### EXERCISE REQUIREMENTS
Pull out every line with the word "text" from the entries below.

### MATERIAL TO PROCESS

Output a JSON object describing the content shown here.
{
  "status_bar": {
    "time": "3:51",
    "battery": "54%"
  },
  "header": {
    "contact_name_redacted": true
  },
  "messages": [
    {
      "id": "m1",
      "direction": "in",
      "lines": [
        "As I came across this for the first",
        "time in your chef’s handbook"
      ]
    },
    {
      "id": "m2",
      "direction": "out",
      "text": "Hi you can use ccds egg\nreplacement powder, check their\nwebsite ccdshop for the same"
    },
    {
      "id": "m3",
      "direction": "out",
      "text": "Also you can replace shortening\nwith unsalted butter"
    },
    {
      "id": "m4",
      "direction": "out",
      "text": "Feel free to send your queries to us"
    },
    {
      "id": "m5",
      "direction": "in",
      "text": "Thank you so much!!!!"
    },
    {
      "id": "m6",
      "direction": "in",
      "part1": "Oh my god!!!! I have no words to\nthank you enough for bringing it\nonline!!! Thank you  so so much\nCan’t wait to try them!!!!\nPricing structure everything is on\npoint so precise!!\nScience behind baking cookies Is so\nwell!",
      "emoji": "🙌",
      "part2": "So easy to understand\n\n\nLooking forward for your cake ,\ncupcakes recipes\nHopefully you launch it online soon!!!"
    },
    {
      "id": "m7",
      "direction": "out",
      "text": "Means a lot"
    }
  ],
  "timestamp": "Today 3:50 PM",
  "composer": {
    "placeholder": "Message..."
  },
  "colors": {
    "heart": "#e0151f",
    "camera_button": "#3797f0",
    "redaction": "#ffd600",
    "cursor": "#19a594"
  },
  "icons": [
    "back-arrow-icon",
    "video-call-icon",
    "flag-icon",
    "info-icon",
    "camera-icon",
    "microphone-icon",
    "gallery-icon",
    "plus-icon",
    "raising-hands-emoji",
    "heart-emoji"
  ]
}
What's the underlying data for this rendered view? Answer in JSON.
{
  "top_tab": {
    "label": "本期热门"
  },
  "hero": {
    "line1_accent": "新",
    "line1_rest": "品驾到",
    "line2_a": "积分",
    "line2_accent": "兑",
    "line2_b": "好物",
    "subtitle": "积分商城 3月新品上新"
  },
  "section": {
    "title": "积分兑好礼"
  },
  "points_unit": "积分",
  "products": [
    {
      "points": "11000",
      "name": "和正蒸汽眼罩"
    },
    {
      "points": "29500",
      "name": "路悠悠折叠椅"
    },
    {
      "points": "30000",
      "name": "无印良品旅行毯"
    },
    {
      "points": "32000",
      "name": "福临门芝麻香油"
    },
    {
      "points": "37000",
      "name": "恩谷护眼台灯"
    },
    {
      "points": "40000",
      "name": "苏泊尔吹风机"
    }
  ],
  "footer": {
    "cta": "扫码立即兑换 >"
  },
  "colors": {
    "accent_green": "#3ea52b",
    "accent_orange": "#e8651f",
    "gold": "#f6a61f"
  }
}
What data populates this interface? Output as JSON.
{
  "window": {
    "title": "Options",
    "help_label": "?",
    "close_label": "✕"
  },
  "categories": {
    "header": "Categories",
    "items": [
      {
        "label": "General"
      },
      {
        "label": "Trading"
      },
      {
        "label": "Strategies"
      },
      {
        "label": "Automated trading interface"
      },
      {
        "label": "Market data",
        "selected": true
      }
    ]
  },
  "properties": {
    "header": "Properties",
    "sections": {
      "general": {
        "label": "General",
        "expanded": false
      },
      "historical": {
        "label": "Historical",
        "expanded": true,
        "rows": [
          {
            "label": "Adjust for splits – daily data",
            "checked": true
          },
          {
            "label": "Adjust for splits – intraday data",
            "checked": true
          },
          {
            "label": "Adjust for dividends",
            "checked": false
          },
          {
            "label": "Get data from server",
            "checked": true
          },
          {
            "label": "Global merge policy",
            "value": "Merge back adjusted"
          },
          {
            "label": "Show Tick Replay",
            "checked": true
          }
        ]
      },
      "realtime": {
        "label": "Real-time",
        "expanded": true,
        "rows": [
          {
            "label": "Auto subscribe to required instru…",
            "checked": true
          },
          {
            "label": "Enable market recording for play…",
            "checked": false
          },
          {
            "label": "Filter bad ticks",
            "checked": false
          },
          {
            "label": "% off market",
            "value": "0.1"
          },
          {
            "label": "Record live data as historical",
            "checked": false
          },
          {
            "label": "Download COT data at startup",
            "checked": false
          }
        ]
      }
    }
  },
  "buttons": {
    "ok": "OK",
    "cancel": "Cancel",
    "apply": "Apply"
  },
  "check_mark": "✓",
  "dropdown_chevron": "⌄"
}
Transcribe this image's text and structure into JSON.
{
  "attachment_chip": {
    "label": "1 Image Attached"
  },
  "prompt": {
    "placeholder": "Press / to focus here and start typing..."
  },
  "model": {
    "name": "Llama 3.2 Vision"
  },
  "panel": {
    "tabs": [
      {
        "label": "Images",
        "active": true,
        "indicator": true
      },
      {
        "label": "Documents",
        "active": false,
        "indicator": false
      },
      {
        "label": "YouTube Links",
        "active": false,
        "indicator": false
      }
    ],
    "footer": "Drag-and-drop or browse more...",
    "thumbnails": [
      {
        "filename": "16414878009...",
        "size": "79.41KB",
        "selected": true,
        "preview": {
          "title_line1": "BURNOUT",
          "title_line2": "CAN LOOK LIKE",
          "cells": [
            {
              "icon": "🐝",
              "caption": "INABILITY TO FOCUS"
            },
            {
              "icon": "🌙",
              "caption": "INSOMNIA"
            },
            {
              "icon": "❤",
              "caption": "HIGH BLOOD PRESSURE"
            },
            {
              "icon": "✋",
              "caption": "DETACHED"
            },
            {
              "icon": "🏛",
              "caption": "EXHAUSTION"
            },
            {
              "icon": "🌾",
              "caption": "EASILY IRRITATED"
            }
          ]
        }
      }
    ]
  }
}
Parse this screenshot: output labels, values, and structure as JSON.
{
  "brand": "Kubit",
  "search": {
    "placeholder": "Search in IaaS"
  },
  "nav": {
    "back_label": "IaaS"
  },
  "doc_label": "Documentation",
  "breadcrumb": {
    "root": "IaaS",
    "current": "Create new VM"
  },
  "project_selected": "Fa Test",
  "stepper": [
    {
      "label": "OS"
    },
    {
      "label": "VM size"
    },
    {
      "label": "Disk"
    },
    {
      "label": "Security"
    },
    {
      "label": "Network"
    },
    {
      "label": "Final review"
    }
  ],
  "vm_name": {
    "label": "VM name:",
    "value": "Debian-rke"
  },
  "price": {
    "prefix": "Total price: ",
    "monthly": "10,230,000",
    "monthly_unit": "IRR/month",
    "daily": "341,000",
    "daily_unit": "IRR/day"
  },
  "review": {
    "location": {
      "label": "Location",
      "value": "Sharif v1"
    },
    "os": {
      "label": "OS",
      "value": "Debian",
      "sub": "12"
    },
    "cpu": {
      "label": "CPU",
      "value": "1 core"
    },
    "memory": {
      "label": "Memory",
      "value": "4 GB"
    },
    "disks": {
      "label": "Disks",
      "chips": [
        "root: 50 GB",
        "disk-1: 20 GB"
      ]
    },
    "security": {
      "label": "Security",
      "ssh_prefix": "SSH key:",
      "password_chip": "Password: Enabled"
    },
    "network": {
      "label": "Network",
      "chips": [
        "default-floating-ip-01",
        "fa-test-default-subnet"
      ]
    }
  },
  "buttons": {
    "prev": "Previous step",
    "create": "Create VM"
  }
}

### FULL OUTPUT
      "text": "Hi you can use ccds egg\nreplacement powder, check their\nwebsite ccdshop for the same"
      "text": "Also you can replace shortening\nwith unsalted butter"
      "text": "Feel free to send your queries to us"
      "text": "Thank you so much!!!!"
      "text": "Means a lot"
Transcribe this image's text and structure into JSON.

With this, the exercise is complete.